### What the task asks
In the entries below, find the lines that contain the word "wawasan" and copy them.

━━━━━━━━━━━━━━━━

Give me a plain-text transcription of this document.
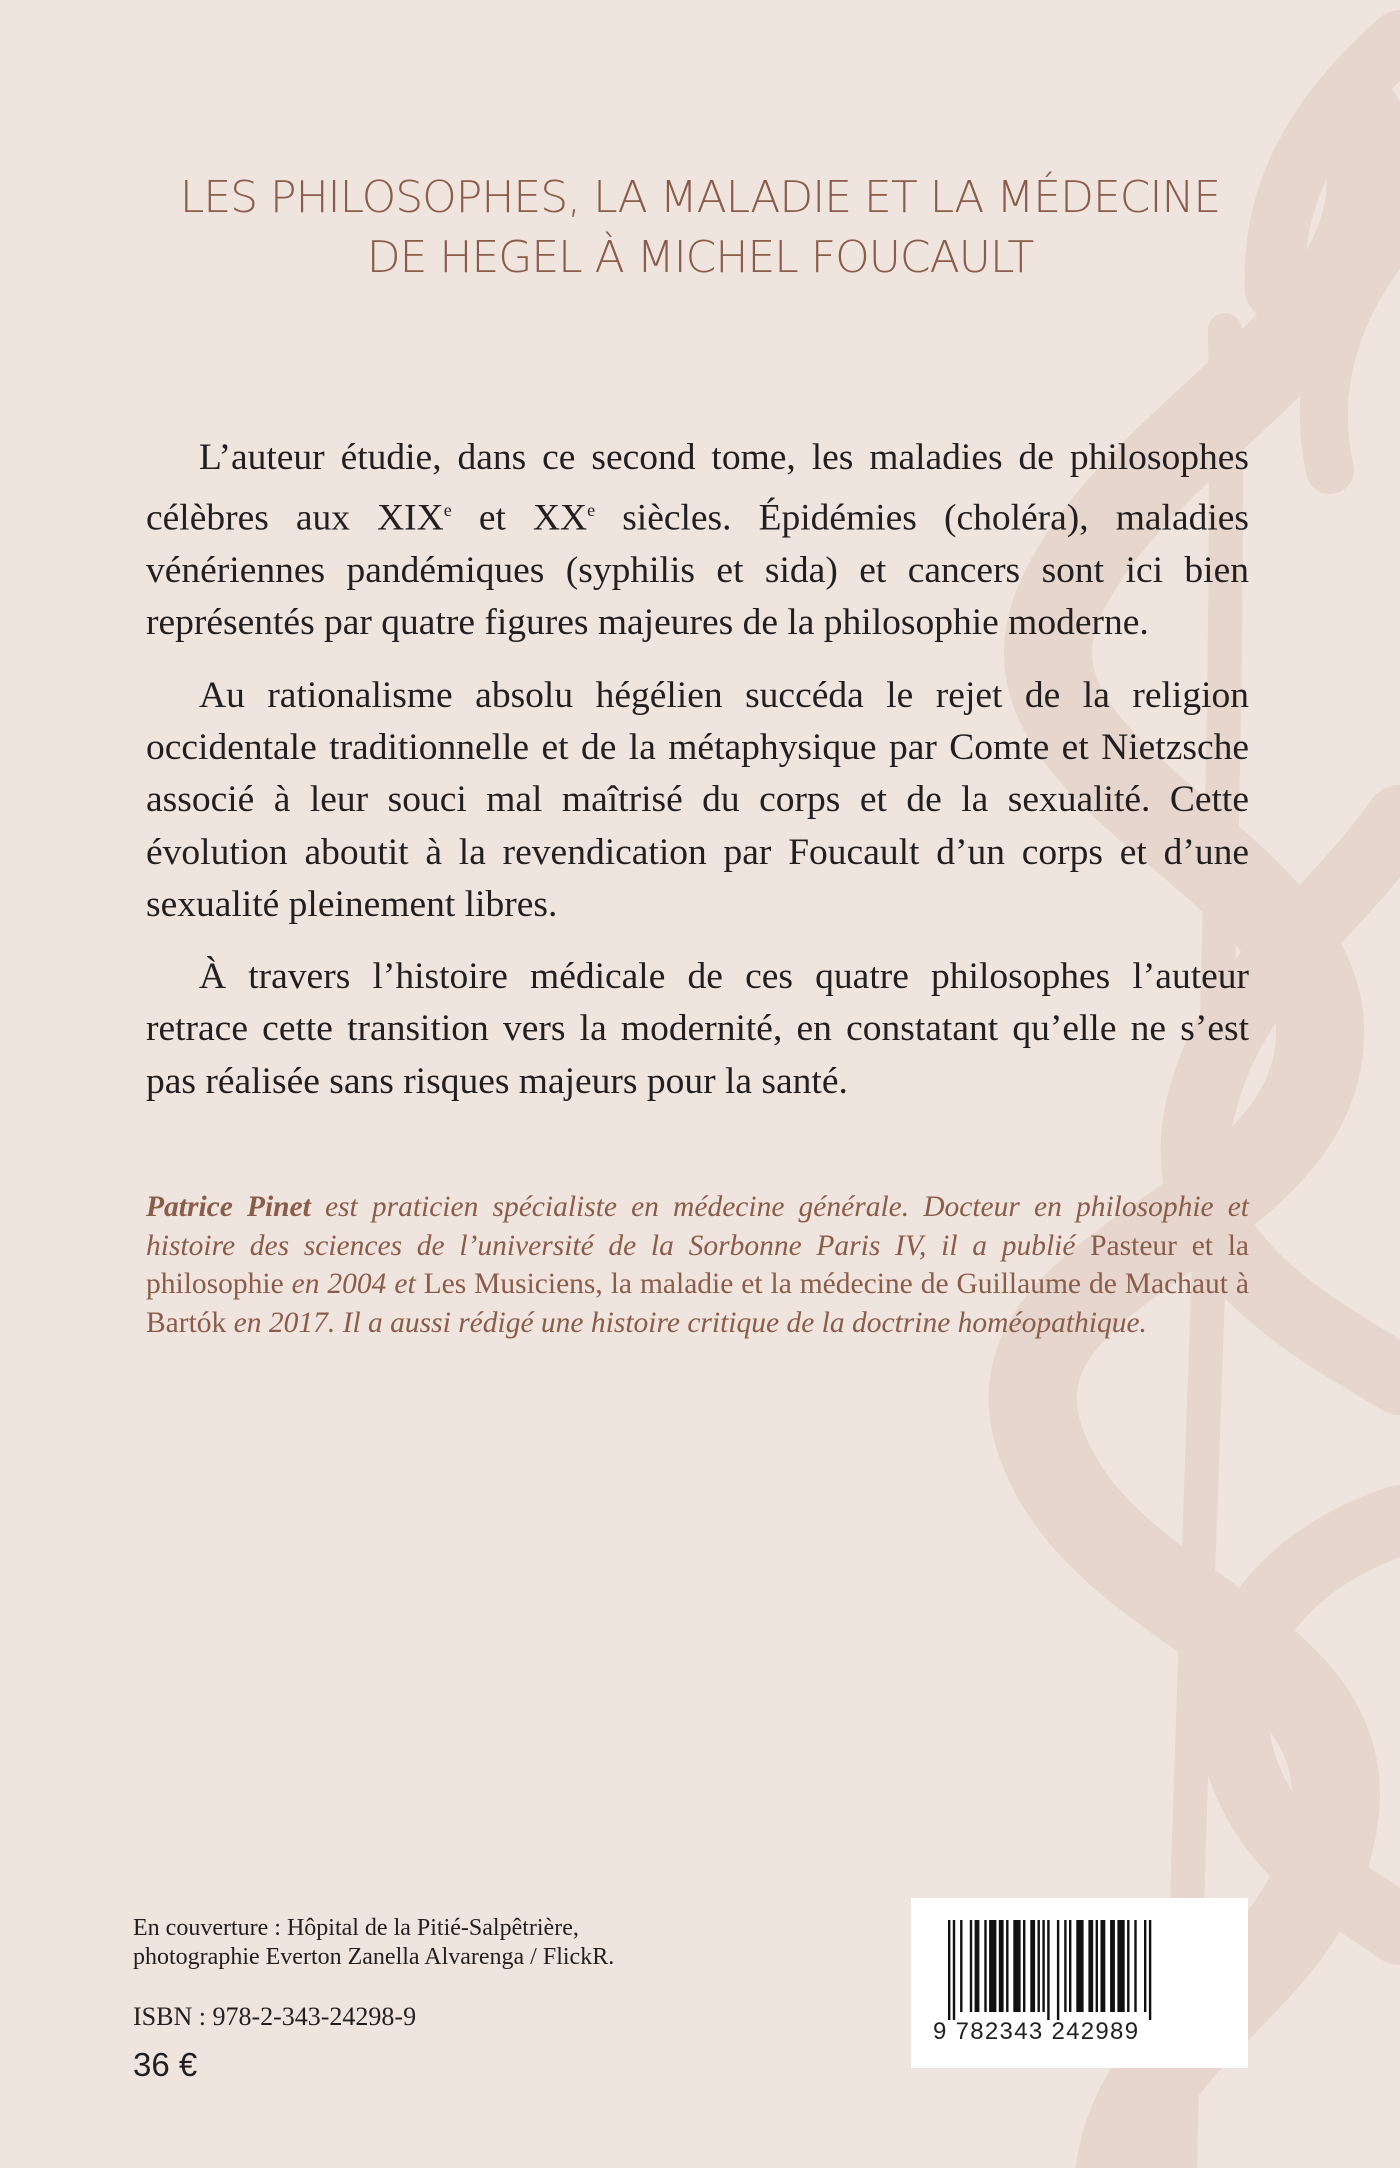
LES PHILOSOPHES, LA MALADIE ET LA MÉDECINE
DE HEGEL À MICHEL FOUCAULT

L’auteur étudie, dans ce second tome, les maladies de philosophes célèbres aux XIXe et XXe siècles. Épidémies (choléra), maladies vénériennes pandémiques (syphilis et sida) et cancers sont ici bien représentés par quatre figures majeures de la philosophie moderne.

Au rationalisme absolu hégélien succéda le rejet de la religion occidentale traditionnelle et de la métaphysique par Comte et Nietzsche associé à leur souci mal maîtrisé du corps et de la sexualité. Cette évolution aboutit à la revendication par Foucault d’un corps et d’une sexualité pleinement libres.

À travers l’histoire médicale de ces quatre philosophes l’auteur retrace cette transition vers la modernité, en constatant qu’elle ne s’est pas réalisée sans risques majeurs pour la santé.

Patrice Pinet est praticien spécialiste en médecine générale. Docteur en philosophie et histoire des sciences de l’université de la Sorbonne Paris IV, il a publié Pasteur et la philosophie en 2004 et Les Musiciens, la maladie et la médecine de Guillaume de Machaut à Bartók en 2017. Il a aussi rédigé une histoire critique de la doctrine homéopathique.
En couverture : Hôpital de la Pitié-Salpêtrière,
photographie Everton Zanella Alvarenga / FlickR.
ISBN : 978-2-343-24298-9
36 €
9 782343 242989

━━━━━━━━━━━━━━━━

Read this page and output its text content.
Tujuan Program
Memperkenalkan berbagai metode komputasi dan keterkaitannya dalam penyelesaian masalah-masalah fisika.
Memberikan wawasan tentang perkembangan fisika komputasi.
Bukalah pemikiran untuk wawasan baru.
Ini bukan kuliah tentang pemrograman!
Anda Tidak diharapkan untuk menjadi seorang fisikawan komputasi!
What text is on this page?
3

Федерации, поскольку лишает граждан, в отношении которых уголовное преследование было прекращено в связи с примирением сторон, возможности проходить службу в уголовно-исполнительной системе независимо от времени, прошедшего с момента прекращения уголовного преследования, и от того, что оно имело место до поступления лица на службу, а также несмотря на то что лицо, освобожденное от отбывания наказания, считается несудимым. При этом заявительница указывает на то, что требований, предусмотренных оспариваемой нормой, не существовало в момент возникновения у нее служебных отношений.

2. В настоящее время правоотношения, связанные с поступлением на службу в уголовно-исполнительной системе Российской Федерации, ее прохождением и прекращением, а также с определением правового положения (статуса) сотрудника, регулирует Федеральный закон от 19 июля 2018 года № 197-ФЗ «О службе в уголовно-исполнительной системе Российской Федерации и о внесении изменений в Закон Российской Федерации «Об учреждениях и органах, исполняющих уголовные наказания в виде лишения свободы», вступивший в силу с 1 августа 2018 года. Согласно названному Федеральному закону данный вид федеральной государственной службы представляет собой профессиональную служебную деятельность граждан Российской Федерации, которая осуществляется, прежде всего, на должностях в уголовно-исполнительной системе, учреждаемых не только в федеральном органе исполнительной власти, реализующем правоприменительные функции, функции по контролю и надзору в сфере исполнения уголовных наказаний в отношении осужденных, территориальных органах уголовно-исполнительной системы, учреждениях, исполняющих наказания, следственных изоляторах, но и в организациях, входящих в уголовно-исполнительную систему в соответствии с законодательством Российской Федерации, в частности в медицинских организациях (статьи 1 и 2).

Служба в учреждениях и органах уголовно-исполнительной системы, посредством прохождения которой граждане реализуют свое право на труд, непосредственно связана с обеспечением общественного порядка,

━━━━━━━━━━━━━━━━

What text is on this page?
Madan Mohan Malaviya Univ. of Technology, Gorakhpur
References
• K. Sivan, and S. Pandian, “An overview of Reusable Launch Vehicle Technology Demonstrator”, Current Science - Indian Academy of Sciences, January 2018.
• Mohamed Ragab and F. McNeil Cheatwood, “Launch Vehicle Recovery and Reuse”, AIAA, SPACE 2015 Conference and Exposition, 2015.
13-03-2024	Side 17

━━━━━━━━━━━━━━━━

### Final result
Memberikan wawasan tentang perkembangan fisika komputasi.
Bukalah pemikiran untuk wawasan baru.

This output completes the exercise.